::: EXCERPTED RECORDS :::

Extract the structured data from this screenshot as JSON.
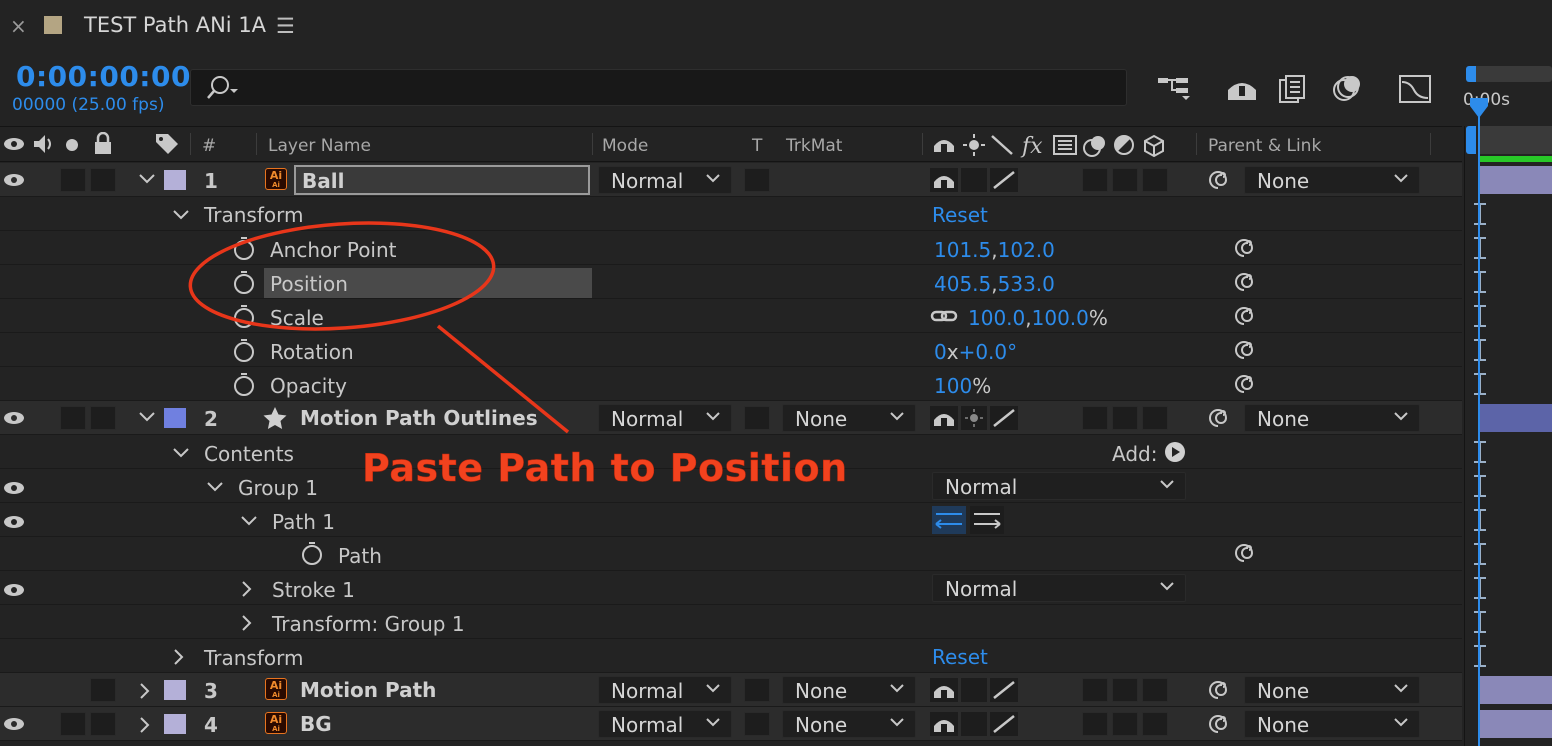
{
  "title_bar": {
    "close_glyph": "×",
    "comp_name": "TEST Path ANi 1A",
    "menu_glyph": "☰"
  },
  "time": {
    "timecode": "0:00:00:00",
    "frames": "00000 (25.00 fps)"
  },
  "search": {
    "placeholder": "",
    "value": ""
  },
  "timeline": {
    "time_label": "0:00s"
  },
  "columns": {
    "num": "#",
    "layer_name": "Layer Name",
    "mode": "Mode",
    "t": "T",
    "trkmat": "TrkMat",
    "fx": "fx",
    "parent": "Parent & Link"
  },
  "layers": [
    {
      "num": "1",
      "name": "Ball",
      "type": "ai",
      "mode": "Normal",
      "trkmat": "",
      "parent": "None",
      "label_color": "#b4b0d8"
    },
    {
      "num": "2",
      "name": "Motion Path Outlines",
      "type": "shape",
      "mode": "Normal",
      "trkmat": "None",
      "parent": "None",
      "label_color": "#7080e0"
    },
    {
      "num": "3",
      "name": "Motion Path",
      "type": "ai",
      "mode": "Normal",
      "trkmat": "None",
      "parent": "None",
      "label_color": "#b4b0d8"
    },
    {
      "num": "4",
      "name": "BG",
      "type": "ai",
      "mode": "Normal",
      "trkmat": "None",
      "parent": "None",
      "label_color": "#b4b0d8"
    }
  ],
  "ai_badge": {
    "top": "Ai",
    "bottom": "Ai"
  },
  "transform1": {
    "label": "Transform",
    "reset": "Reset",
    "props": [
      {
        "name": "Anchor Point",
        "value_a": "101.5",
        "sep": ",",
        "value_b": "102.0",
        "unit": ""
      },
      {
        "name": "Position",
        "value_a": "405.5",
        "sep": ",",
        "value_b": "533.0",
        "unit": ""
      },
      {
        "name": "Scale",
        "value_a": "100.0",
        "sep": ",",
        "value_b": "100.0",
        "unit": "%"
      },
      {
        "name": "Rotation",
        "value_a": "0",
        "sep": "x",
        "value_b": "+0.0°",
        "unit": ""
      },
      {
        "name": "Opacity",
        "value_a": "100",
        "sep": "",
        "value_b": "",
        "unit": "%"
      }
    ]
  },
  "contents": {
    "label": "Contents",
    "add_label": "Add:",
    "group1": "Group 1",
    "group1_mode": "Normal",
    "path1": "Path 1",
    "path": "Path",
    "stroke1": "Stroke 1",
    "stroke1_mode": "Normal",
    "transform_group": "Transform: Group 1"
  },
  "transform2": {
    "label": "Transform",
    "reset": "Reset"
  },
  "annotation": {
    "text": "Paste Path to Position",
    "color": "#f2421e"
  },
  "colors": {
    "accent": "#2d8ceb",
    "bg": "#232323",
    "layer_row": "#2c2c2c",
    "green_bar": "#28c828"
  }
}
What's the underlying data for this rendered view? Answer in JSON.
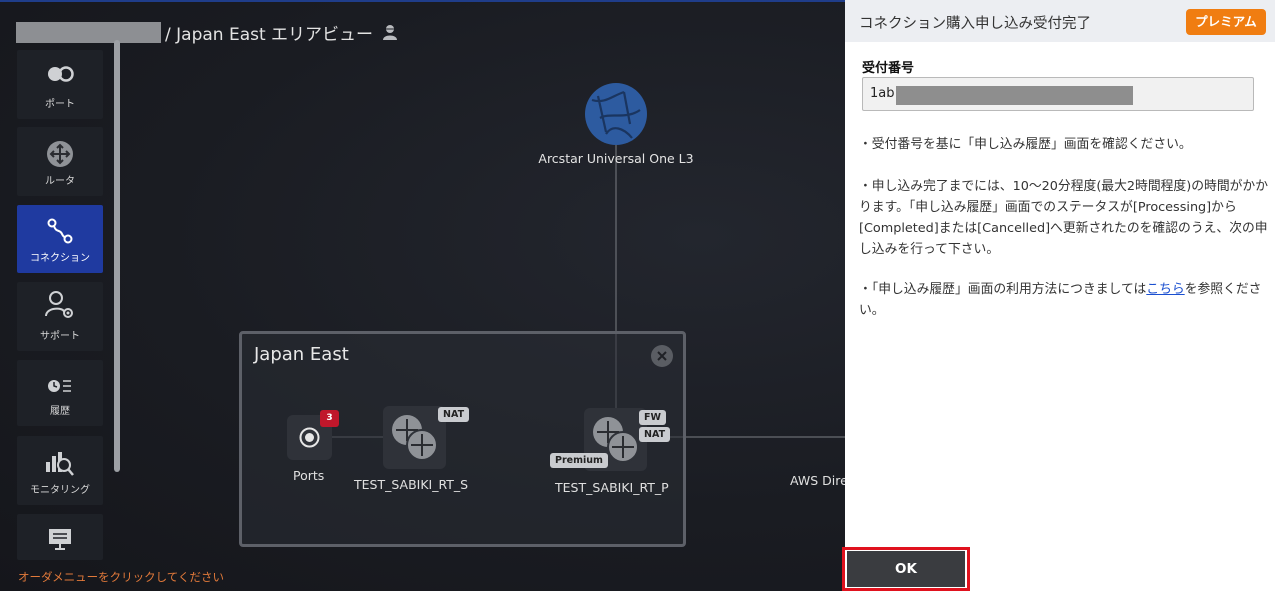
{
  "header": {
    "breadcrumb_suffix": "/ Japan East エリアビュー",
    "user_icon": "person-icon"
  },
  "sidebar": {
    "items": [
      {
        "label": "ポート",
        "icon": "port-icon"
      },
      {
        "label": "ルータ",
        "icon": "router-icon"
      },
      {
        "label": "コネクション",
        "icon": "connection-icon"
      },
      {
        "label": "サポート",
        "icon": "support-icon"
      },
      {
        "label": "履歴",
        "icon": "history-icon"
      },
      {
        "label": "モニタリング",
        "icon": "monitoring-icon"
      },
      {
        "label": "",
        "icon": "order-menu-icon"
      }
    ],
    "hint": "オーダメニューをクリックしてください"
  },
  "topology": {
    "cloud_label": "Arcstar Universal One L3",
    "region_title": "Japan East",
    "ports_label": "Ports",
    "ports_badge": "3",
    "router_s_label": "TEST_SABIKI_RT_S",
    "router_s_tag": "NAT",
    "router_p_label": "TEST_SABIKI_RT_P",
    "router_p_tags": [
      "FW",
      "NAT"
    ],
    "router_p_premium": "Premium",
    "aws_label": "AWS Dire"
  },
  "panel": {
    "title": "コネクション購入申し込み受付完了",
    "premium_button": "プレミアム",
    "field_label": "受付番号",
    "field_value_visible": "1ab",
    "para1": "・受付番号を基に「申し込み履歴」画面を確認ください。",
    "para2": "・申し込み完了までには、10～20分程度(最大2時間程度)の時間がかかります。「申し込み履歴」画面でのステータスが[Processing]から[Completed]または[Cancelled]へ更新されたのを確認のうえ、次の申し込みを行って下さい。",
    "para3_before": "・「申し込み履歴」画面の利用方法につきましては",
    "para3_link": "こちら",
    "para3_after": "を参照ください。",
    "ok_button": "OK"
  }
}
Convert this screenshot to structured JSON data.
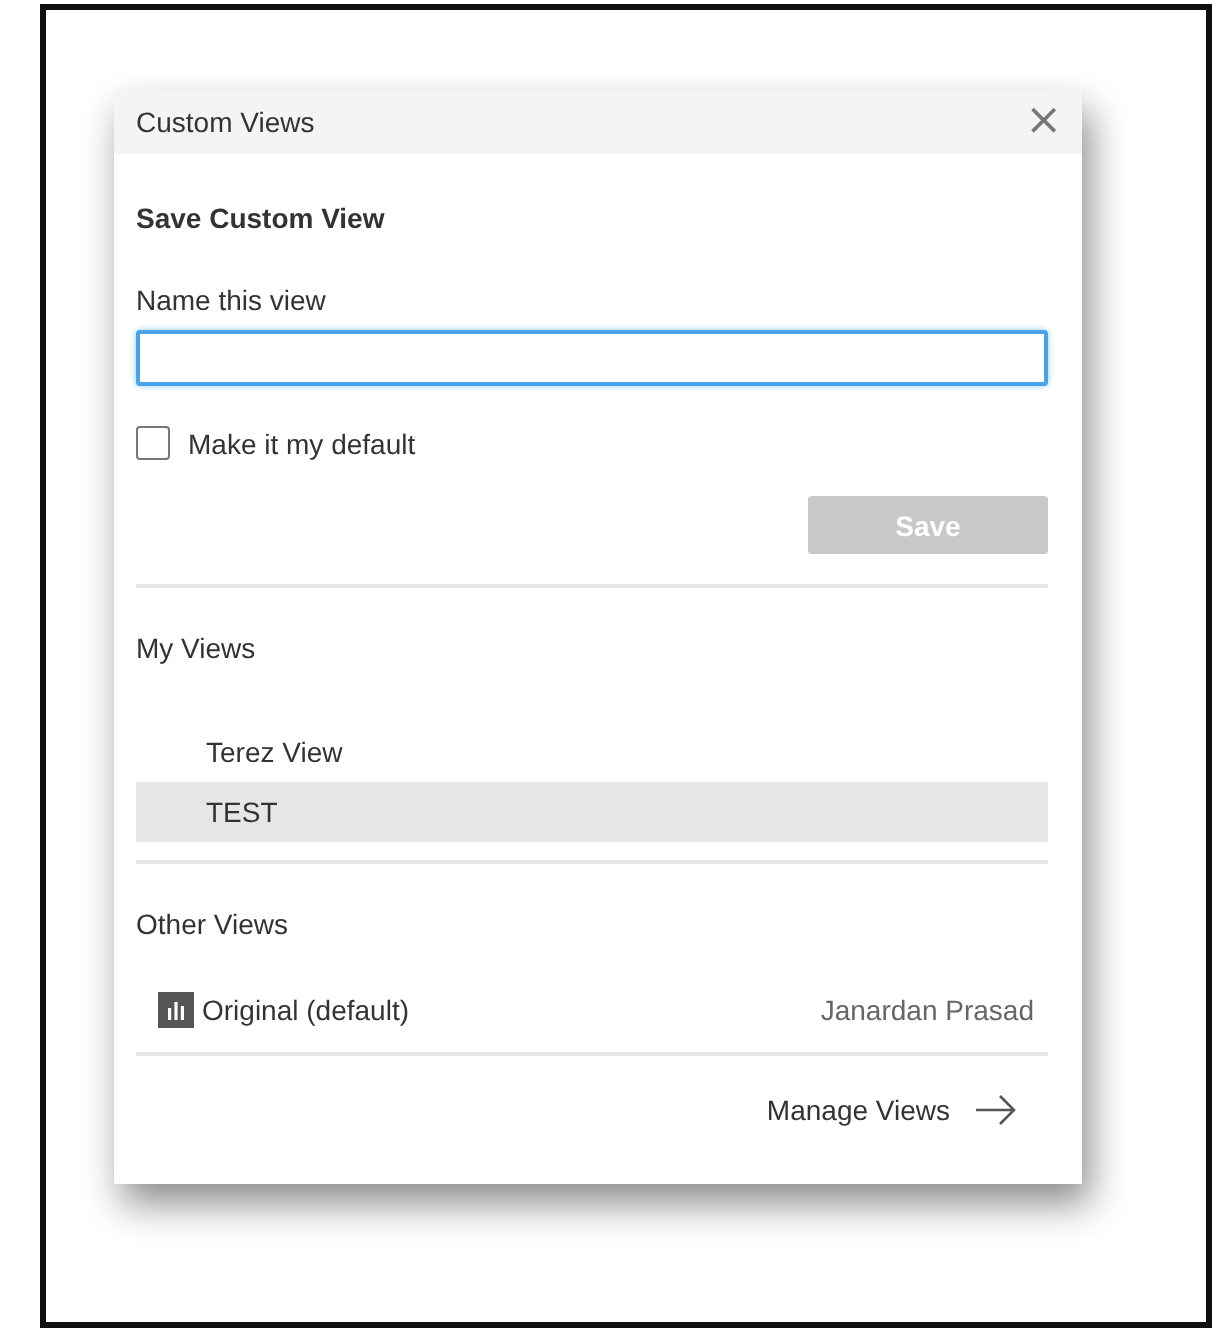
{
  "dialog": {
    "title": "Custom Views",
    "close": "×"
  },
  "save_section": {
    "heading": "Save Custom View",
    "name_label": "Name this view",
    "name_field": {
      "focused": true
    },
    "default_checkbox": {
      "label": "Make it my default",
      "checked": false
    },
    "save_button": {
      "label": "Save",
      "disabled": true
    }
  },
  "my_views": {
    "heading": "My Views",
    "items": [
      {
        "label": "Terez View",
        "selected": false
      },
      {
        "label": "TEST",
        "selected": true
      }
    ]
  },
  "other_views": {
    "heading": "Other Views",
    "items": [
      {
        "label": "Original (default)",
        "owner": "Janardan Prasad"
      }
    ]
  },
  "footer": {
    "link": "Manage Views"
  }
}
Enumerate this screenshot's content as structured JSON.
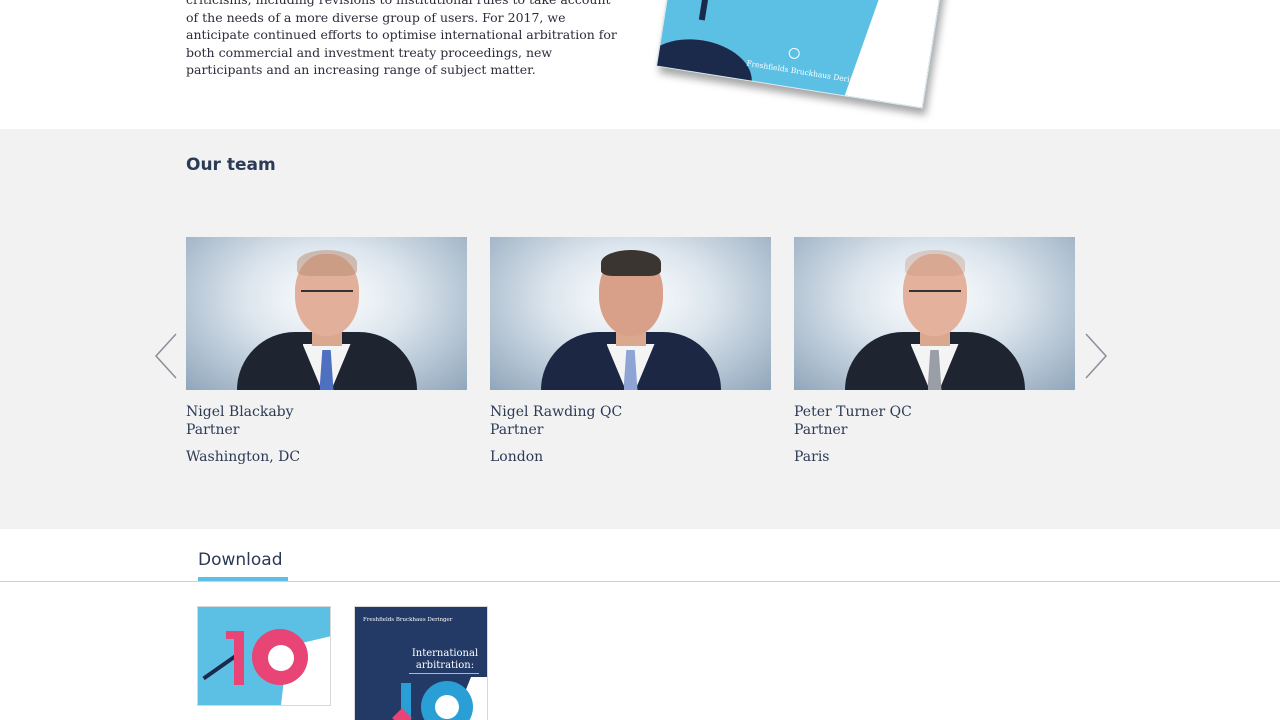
{
  "intro": {
    "paragraph": "criticisms, including revisions to institutional rules to take account of the needs of a more diverse group of users. For 2017, we anticipate continued efforts to optimise international arbitration for both commercial and investment treaty proceedings, new participants and an increasing range of subject matter.",
    "brochure_brand": "Freshfields Bruckhaus Deringer"
  },
  "team": {
    "title": "Our team",
    "members": [
      {
        "name": "Nigel Blackaby",
        "role": "Partner",
        "office": "Washington, DC"
      },
      {
        "name": "Nigel Rawding QC",
        "role": "Partner",
        "office": "London"
      },
      {
        "name": "Peter Turner QC",
        "role": "Partner",
        "office": "Paris"
      }
    ],
    "prev_icon": "chevron-left-icon",
    "next_icon": "chevron-right-icon"
  },
  "download": {
    "tab_label": "Download",
    "items": [
      {
        "kind": "cover-image"
      },
      {
        "kind": "report",
        "brand": "Freshfields Bruckhaus Deringer",
        "title": "International arbitration:"
      }
    ]
  },
  "colors": {
    "accent": "#5bc0e4",
    "navy": "#2b3a55",
    "team_bg": "#f2f2f2",
    "pink": "#e84476"
  }
}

:::

Repeat everything in the records precisely. Images are excluded from the copy.

Extract the structured data from this screenshot as JSON.
{
  "title_bar": {
    "close_glyph": "×",
    "comp_name": "TEST Path ANi 1A",
    "menu_glyph": "☰"
  },
  "time": {
    "timecode": "0:00:00:00",
    "frames": "00000 (25.00 fps)"
  },
  "search": {
    "placeholder": "",
    "value": ""
  },
  "timeline": {
    "time_label": "0:00s"
  },
  "columns": {
    "num": "#",
    "layer_name": "Layer Name",
    "mode": "Mode",
    "t": "T",
    "trkmat": "TrkMat",
    "fx": "fx",
    "parent": "Parent & Link"
  },
  "layers": [
    {
      "num": "1",
      "name": "Ball",
      "type": "ai",
      "mode": "Normal",
      "trkmat": "",
      "parent": "None",
      "label_color": "#b4b0d8"
    },
    {
      "num": "2",
      "name": "Motion Path Outlines",
      "type": "shape",
      "mode": "Normal",
      "trkmat": "None",
      "parent": "None",
      "label_color": "#7080e0"
    },
    {
      "num": "3",
      "name": "Motion Path",
      "type": "ai",
      "mode": "Normal",
      "trkmat": "None",
      "parent": "None",
      "label_color": "#b4b0d8"
    },
    {
      "num": "4",
      "name": "BG",
      "type": "ai",
      "mode": "Normal",
      "trkmat": "None",
      "parent": "None",
      "label_color": "#b4b0d8"
    }
  ],
  "ai_badge": {
    "top": "Ai",
    "bottom": "Ai"
  },
  "transform1": {
    "label": "Transform",
    "reset": "Reset",
    "props": [
      {
        "name": "Anchor Point",
        "value_a": "101.5",
        "sep": ",",
        "value_b": "102.0",
        "unit": ""
      },
      {
        "name": "Position",
        "value_a": "405.5",
        "sep": ",",
        "value_b": "533.0",
        "unit": ""
      },
      {
        "name": "Scale",
        "value_a": "100.0",
        "sep": ",",
        "value_b": "100.0",
        "unit": "%"
      },
      {
        "name": "Rotation",
        "value_a": "0",
        "sep": "x",
        "value_b": "+0.0°",
        "unit": ""
      },
      {
        "name": "Opacity",
        "value_a": "100",
        "sep": "",
        "value_b": "",
        "unit": "%"
      }
    ]
  },
  "contents": {
    "label": "Contents",
    "add_label": "Add:",
    "group1": "Group 1",
    "group1_mode": "Normal",
    "path1": "Path 1",
    "path": "Path",
    "stroke1": "Stroke 1",
    "stroke1_mode": "Normal",
    "transform_group": "Transform: Group 1"
  },
  "transform2": {
    "label": "Transform",
    "reset": "Reset"
  },
  "annotation": {
    "text": "Paste Path to Position",
    "color": "#f2421e"
  },
  "colors": {
    "accent": "#2d8ceb",
    "bg": "#232323",
    "layer_row": "#2c2c2c",
    "green_bar": "#28c828"
  }
}
What's the underlying data for this rendered view? Answer in JSON.
{
  "header": {
    "breadcrumb_suffix": "/ Japan East エリアビュー",
    "user_icon": "person-icon"
  },
  "sidebar": {
    "items": [
      {
        "label": "ポート",
        "icon": "port-icon"
      },
      {
        "label": "ルータ",
        "icon": "router-icon"
      },
      {
        "label": "コネクション",
        "icon": "connection-icon"
      },
      {
        "label": "サポート",
        "icon": "support-icon"
      },
      {
        "label": "履歴",
        "icon": "history-icon"
      },
      {
        "label": "モニタリング",
        "icon": "monitoring-icon"
      },
      {
        "label": "",
        "icon": "order-menu-icon"
      }
    ],
    "hint": "オーダメニューをクリックしてください"
  },
  "topology": {
    "cloud_label": "Arcstar Universal One L3",
    "region_title": "Japan East",
    "ports_label": "Ports",
    "ports_badge": "3",
    "router_s_label": "TEST_SABIKI_RT_S",
    "router_s_tag": "NAT",
    "router_p_label": "TEST_SABIKI_RT_P",
    "router_p_tags": [
      "FW",
      "NAT"
    ],
    "router_p_premium": "Premium",
    "aws_label": "AWS Dire"
  },
  "panel": {
    "title": "コネクション購入申し込み受付完了",
    "premium_button": "プレミアム",
    "field_label": "受付番号",
    "field_value_visible": "1ab",
    "para1": "・受付番号を基に「申し込み履歴」画面を確認ください。",
    "para2": "・申し込み完了までには、10～20分程度(最大2時間程度)の時間がかかります。「申し込み履歴」画面でのステータスが[Processing]から[Completed]または[Cancelled]へ更新されたのを確認のうえ、次の申し込みを行って下さい。",
    "para3_before": "・「申し込み履歴」画面の利用方法につきましては",
    "para3_link": "こちら",
    "para3_after": "を参照ください。",
    "ok_button": "OK"
  }
}
Convert this screenshot to structured JSON data.
{
  "dialog": {
    "title": "Custom Views",
    "close": "×"
  },
  "save_section": {
    "heading": "Save Custom View",
    "name_label": "Name this view",
    "name_field": {
      "focused": true
    },
    "default_checkbox": {
      "label": "Make it my default",
      "checked": false
    },
    "save_button": {
      "label": "Save",
      "disabled": true
    }
  },
  "my_views": {
    "heading": "My Views",
    "items": [
      {
        "label": "Terez View",
        "selected": false
      },
      {
        "label": "TEST",
        "selected": true
      }
    ]
  },
  "other_views": {
    "heading": "Other Views",
    "items": [
      {
        "label": "Original (default)",
        "owner": "Janardan Prasad"
      }
    ]
  },
  "footer": {
    "link": "Manage Views"
  }
}
Enumerate this screenshot's content as structured JSON.
{
  "intro": {
    "paragraph": "criticisms, including revisions to institutional rules to take account of the needs of a more diverse group of users. For 2017, we anticipate continued efforts to optimise international arbitration for both commercial and investment treaty proceedings, new participants and an increasing range of subject matter.",
    "brochure_brand": "Freshfields Bruckhaus Deringer"
  },
  "team": {
    "title": "Our team",
    "members": [
      {
        "name": "Nigel Blackaby",
        "role": "Partner",
        "office": "Washington, DC"
      },
      {
        "name": "Nigel Rawding QC",
        "role": "Partner",
        "office": "London"
      },
      {
        "name": "Peter Turner QC",
        "role": "Partner",
        "office": "Paris"
      }
    ],
    "prev_icon": "chevron-left-icon",
    "next_icon": "chevron-right-icon"
  },
  "download": {
    "tab_label": "Download",
    "items": [
      {
        "kind": "cover-image"
      },
      {
        "kind": "report",
        "brand": "Freshfields Bruckhaus Deringer",
        "title": "International arbitration:"
      }
    ]
  },
  "colors": {
    "accent": "#5bc0e4",
    "navy": "#2b3a55",
    "team_bg": "#f2f2f2",
    "pink": "#e84476"
  }
}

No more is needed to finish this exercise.